PROBLEM TO WORK ON:
Separate out the lines that hold "Ratio".

DATA RECORDS:
....
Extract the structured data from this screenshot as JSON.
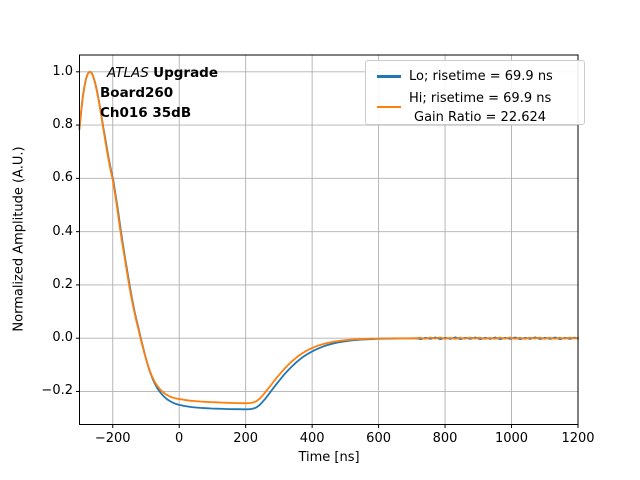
{
  "figure": {
    "background": "#ffffff",
    "annotation": {
      "line1_italic": "ATLAS",
      "line1_bold": "Upgrade",
      "line2": "Board260",
      "line3": "Ch016 35dB"
    },
    "legend": {
      "lo_label": "Lo; risetime = 69.9 ns",
      "hi_label_line1": "Hi; risetime = 69.9 ns",
      "hi_label_line2": "Gain Ratio = 22.624"
    }
  },
  "chart_data": {
    "type": "line",
    "title": "",
    "xlabel": "Time [ns]",
    "ylabel": "Normalized Amplitude (A.U.)",
    "xlim": [
      -300,
      1200
    ],
    "ylim": [
      -0.32,
      1.065
    ],
    "grid": true,
    "grid_color": "#b0b0b0",
    "spine_color": "#000000",
    "legend_position": "upper right",
    "xticks": [
      -200,
      0,
      200,
      400,
      600,
      800,
      1000,
      1200
    ],
    "xtick_labels": [
      "−200",
      "0",
      "200",
      "400",
      "600",
      "800",
      "1000",
      "1200"
    ],
    "yticks": [
      1.0,
      0.8,
      0.6,
      0.4,
      0.2,
      0.0,
      -0.2
    ],
    "ytick_labels": [
      "1.0",
      "0.8",
      "0.6",
      "0.4",
      "0.2",
      "0.0",
      "−0.2"
    ],
    "series": [
      {
        "name": "Lo; risetime = 69.9 ns",
        "color": "#1f77b4",
        "points": [
          [
            -300,
            0.785
          ],
          [
            -295,
            0.853
          ],
          [
            -290,
            0.906
          ],
          [
            -285,
            0.946
          ],
          [
            -280,
            0.975
          ],
          [
            -276,
            0.99
          ],
          [
            -272,
            0.998
          ],
          [
            -268,
            1.0
          ],
          [
            -264,
            0.997
          ],
          [
            -260,
            0.986
          ],
          [
            -256,
            0.972
          ],
          [
            -252,
            0.953
          ],
          [
            -248,
            0.932
          ],
          [
            -244,
            0.907
          ],
          [
            -240,
            0.88
          ],
          [
            -236,
            0.851
          ],
          [
            -232,
            0.82
          ],
          [
            -228,
            0.789
          ],
          [
            -225,
            0.769
          ],
          [
            -219,
            0.724
          ],
          [
            -212,
            0.674
          ],
          [
            -205,
            0.629
          ],
          [
            -198,
            0.59
          ],
          [
            -191,
            0.535
          ],
          [
            -184,
            0.477
          ],
          [
            -177,
            0.415
          ],
          [
            -170,
            0.357
          ],
          [
            -163,
            0.303
          ],
          [
            -156,
            0.249
          ],
          [
            -149,
            0.197
          ],
          [
            -142,
            0.149
          ],
          [
            -135,
            0.105
          ],
          [
            -128,
            0.065
          ],
          [
            -122,
            0.035
          ],
          [
            -116,
            0.003
          ],
          [
            -110,
            -0.027
          ],
          [
            -104,
            -0.057
          ],
          [
            -98,
            -0.085
          ],
          [
            -92,
            -0.111
          ],
          [
            -86,
            -0.133
          ],
          [
            -80,
            -0.152
          ],
          [
            -74,
            -0.169
          ],
          [
            -68,
            -0.183
          ],
          [
            -61,
            -0.197
          ],
          [
            -54,
            -0.208
          ],
          [
            -47,
            -0.2175
          ],
          [
            -40,
            -0.2255
          ],
          [
            -33,
            -0.232
          ],
          [
            -26,
            -0.2375
          ],
          [
            -18,
            -0.2425
          ],
          [
            -10,
            -0.2465
          ],
          [
            -2,
            -0.2495
          ],
          [
            6,
            -0.252
          ],
          [
            16,
            -0.2545
          ],
          [
            26,
            -0.2565
          ],
          [
            38,
            -0.2585
          ],
          [
            50,
            -0.26
          ],
          [
            64,
            -0.2615
          ],
          [
            80,
            -0.2628
          ],
          [
            96,
            -0.2638
          ],
          [
            114,
            -0.2647
          ],
          [
            132,
            -0.2654
          ],
          [
            150,
            -0.266
          ],
          [
            166,
            -0.2664
          ],
          [
            180,
            -0.2667
          ],
          [
            192,
            -0.2669
          ],
          [
            202,
            -0.2669
          ],
          [
            211,
            -0.2665
          ],
          [
            219,
            -0.2654
          ],
          [
            226,
            -0.2632
          ],
          [
            232,
            -0.2598
          ],
          [
            238,
            -0.2547
          ],
          [
            244,
            -0.248
          ],
          [
            250,
            -0.2402
          ],
          [
            256,
            -0.2315
          ],
          [
            262,
            -0.2222
          ],
          [
            269,
            -0.2108
          ],
          [
            276,
            -0.1993
          ],
          [
            283,
            -0.1878
          ],
          [
            291,
            -0.1748
          ],
          [
            299,
            -0.1621
          ],
          [
            308,
            -0.1483
          ],
          [
            317,
            -0.1351
          ],
          [
            327,
            -0.1213
          ],
          [
            337,
            -0.1083
          ],
          [
            348,
            -0.0952
          ],
          [
            359,
            -0.0834
          ],
          [
            371,
            -0.0718
          ],
          [
            383,
            -0.0617
          ],
          [
            395,
            -0.0528
          ],
          [
            407,
            -0.045
          ],
          [
            419,
            -0.0382
          ],
          [
            431,
            -0.0323
          ],
          [
            443,
            -0.0272
          ],
          [
            455,
            -0.0228
          ],
          [
            467,
            -0.0191
          ],
          [
            479,
            -0.0159
          ],
          [
            491,
            -0.0132
          ],
          [
            503,
            -0.0109
          ],
          [
            518,
            -0.0086
          ],
          [
            533,
            -0.0068
          ],
          [
            548,
            -0.0053
          ],
          [
            563,
            -0.0042
          ],
          [
            578,
            -0.0033
          ],
          [
            593,
            -0.0026
          ],
          [
            613,
            -0.0019
          ],
          [
            633,
            -0.0014
          ],
          [
            653,
            -0.001
          ],
          [
            673,
            -0.0008
          ],
          [
            693,
            -0.0006
          ],
          [
            713,
            -0.0005
          ],
          [
            727,
            -0.0035
          ],
          [
            741,
            0.0015
          ],
          [
            756,
            -0.0028
          ],
          [
            771,
            0.0025
          ],
          [
            786,
            -0.0035
          ],
          [
            801,
            0.0018
          ],
          [
            816,
            -0.0025
          ],
          [
            831,
            0.003
          ],
          [
            846,
            -0.0032
          ],
          [
            861,
            0.0015
          ],
          [
            876,
            -0.0028
          ],
          [
            891,
            0.0028
          ],
          [
            906,
            -0.0035
          ],
          [
            921,
            0.0015
          ],
          [
            936,
            -0.0025
          ],
          [
            951,
            0.0028
          ],
          [
            966,
            -0.0032
          ],
          [
            981,
            0.0018
          ],
          [
            996,
            -0.0028
          ],
          [
            1011,
            0.0028
          ],
          [
            1026,
            -0.0035
          ],
          [
            1041,
            0.0015
          ],
          [
            1056,
            -0.0025
          ],
          [
            1071,
            0.003
          ],
          [
            1086,
            -0.003
          ],
          [
            1101,
            0.0018
          ],
          [
            1116,
            -0.0028
          ],
          [
            1131,
            0.0026
          ],
          [
            1146,
            -0.0033
          ],
          [
            1161,
            0.0016
          ],
          [
            1176,
            -0.0026
          ],
          [
            1190,
            0.0022
          ],
          [
            1200,
            -0.0015
          ]
        ]
      },
      {
        "name": "Hi; risetime = 69.9 ns  Gain Ratio = 22.624",
        "color": "#ff7f0e",
        "points": [
          [
            -300,
            0.785
          ],
          [
            -295,
            0.853
          ],
          [
            -290,
            0.906
          ],
          [
            -285,
            0.946
          ],
          [
            -280,
            0.975
          ],
          [
            -276,
            0.99
          ],
          [
            -272,
            0.998
          ],
          [
            -268,
            1.0
          ],
          [
            -264,
            0.996
          ],
          [
            -260,
            0.985
          ],
          [
            -256,
            0.97
          ],
          [
            -252,
            0.951
          ],
          [
            -248,
            0.929
          ],
          [
            -244,
            0.904
          ],
          [
            -240,
            0.876
          ],
          [
            -236,
            0.846
          ],
          [
            -232,
            0.815
          ],
          [
            -228,
            0.783
          ],
          [
            -221,
            0.729
          ],
          [
            -214,
            0.679
          ],
          [
            -207,
            0.634
          ],
          [
            -200,
            0.595
          ],
          [
            -193,
            0.54
          ],
          [
            -186,
            0.482
          ],
          [
            -179,
            0.42
          ],
          [
            -172,
            0.362
          ],
          [
            -165,
            0.308
          ],
          [
            -158,
            0.254
          ],
          [
            -151,
            0.202
          ],
          [
            -144,
            0.154
          ],
          [
            -137,
            0.11
          ],
          [
            -130,
            0.07
          ],
          [
            -124,
            0.04
          ],
          [
            -118,
            0.008
          ],
          [
            -112,
            -0.022
          ],
          [
            -106,
            -0.051
          ],
          [
            -100,
            -0.078
          ],
          [
            -94,
            -0.103
          ],
          [
            -88,
            -0.124
          ],
          [
            -82,
            -0.142
          ],
          [
            -76,
            -0.158
          ],
          [
            -70,
            -0.171
          ],
          [
            -63,
            -0.184
          ],
          [
            -56,
            -0.194
          ],
          [
            -49,
            -0.202
          ],
          [
            -42,
            -0.209
          ],
          [
            -35,
            -0.2145
          ],
          [
            -28,
            -0.219
          ],
          [
            -20,
            -0.2225
          ],
          [
            -12,
            -0.2253
          ],
          [
            -4,
            -0.2273
          ],
          [
            4,
            -0.229
          ],
          [
            14,
            -0.2312
          ],
          [
            24,
            -0.233
          ],
          [
            36,
            -0.2348
          ],
          [
            48,
            -0.2362
          ],
          [
            62,
            -0.2375
          ],
          [
            78,
            -0.2387
          ],
          [
            95,
            -0.2398
          ],
          [
            112,
            -0.2408
          ],
          [
            130,
            -0.2417
          ],
          [
            148,
            -0.2425
          ],
          [
            164,
            -0.2431
          ],
          [
            178,
            -0.2436
          ],
          [
            190,
            -0.2439
          ],
          [
            200,
            -0.244
          ],
          [
            209,
            -0.2437
          ],
          [
            217,
            -0.2428
          ],
          [
            224,
            -0.241
          ],
          [
            230,
            -0.238
          ],
          [
            236,
            -0.2332
          ],
          [
            242,
            -0.2268
          ],
          [
            248,
            -0.2192
          ],
          [
            254,
            -0.2107
          ],
          [
            260,
            -0.2016
          ],
          [
            267,
            -0.1905
          ],
          [
            274,
            -0.1793
          ],
          [
            281,
            -0.1681
          ],
          [
            289,
            -0.1555
          ],
          [
            297,
            -0.1432
          ],
          [
            306,
            -0.1299
          ],
          [
            315,
            -0.1172
          ],
          [
            325,
            -0.104
          ],
          [
            335,
            -0.0917
          ],
          [
            346,
            -0.0794
          ],
          [
            357,
            -0.0684
          ],
          [
            369,
            -0.0578
          ],
          [
            381,
            -0.0486
          ],
          [
            393,
            -0.0407
          ],
          [
            405,
            -0.034
          ],
          [
            417,
            -0.0283
          ],
          [
            429,
            -0.0235
          ],
          [
            441,
            -0.0194
          ],
          [
            453,
            -0.016
          ],
          [
            465,
            -0.0132
          ],
          [
            477,
            -0.0108
          ],
          [
            489,
            -0.0089
          ],
          [
            501,
            -0.0073
          ],
          [
            516,
            -0.0057
          ],
          [
            531,
            -0.0044
          ],
          [
            546,
            -0.0034
          ],
          [
            561,
            -0.0026
          ],
          [
            576,
            -0.002
          ],
          [
            591,
            -0.0015
          ],
          [
            611,
            -0.0011
          ],
          [
            631,
            -0.0008
          ],
          [
            651,
            -0.0005
          ],
          [
            671,
            -0.0004
          ],
          [
            691,
            -0.0003
          ],
          [
            711,
            -0.0002
          ],
          [
            725,
            0.0015
          ],
          [
            740,
            -0.0018
          ],
          [
            755,
            0.0022
          ],
          [
            770,
            -0.0012
          ],
          [
            785,
            0.0025
          ],
          [
            800,
            -0.002
          ],
          [
            815,
            0.001
          ],
          [
            830,
            -0.0022
          ],
          [
            845,
            0.0018
          ],
          [
            860,
            -0.0015
          ],
          [
            875,
            0.0024
          ],
          [
            890,
            -0.001
          ],
          [
            905,
            0.002
          ],
          [
            920,
            -0.0024
          ],
          [
            935,
            0.0012
          ],
          [
            950,
            -0.0018
          ],
          [
            965,
            0.0022
          ],
          [
            980,
            -0.0014
          ],
          [
            995,
            0.0025
          ],
          [
            1010,
            -0.002
          ],
          [
            1025,
            0.0015
          ],
          [
            1040,
            -0.0022
          ],
          [
            1055,
            0.002
          ],
          [
            1070,
            -0.0012
          ],
          [
            1085,
            0.0024
          ],
          [
            1100,
            -0.0018
          ],
          [
            1115,
            0.0014
          ],
          [
            1130,
            -0.0024
          ],
          [
            1145,
            0.002
          ],
          [
            1160,
            -0.0015
          ],
          [
            1175,
            0.0022
          ],
          [
            1188,
            -0.001
          ],
          [
            1200,
            0.0012
          ]
        ]
      }
    ]
  }
}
....
FULL SOLUTION:
      "hi_label_line2": "Gain Ratio = 22.624"
        "name": "Hi; risetime = 69.9 ns  Gain Ratio = 22.624",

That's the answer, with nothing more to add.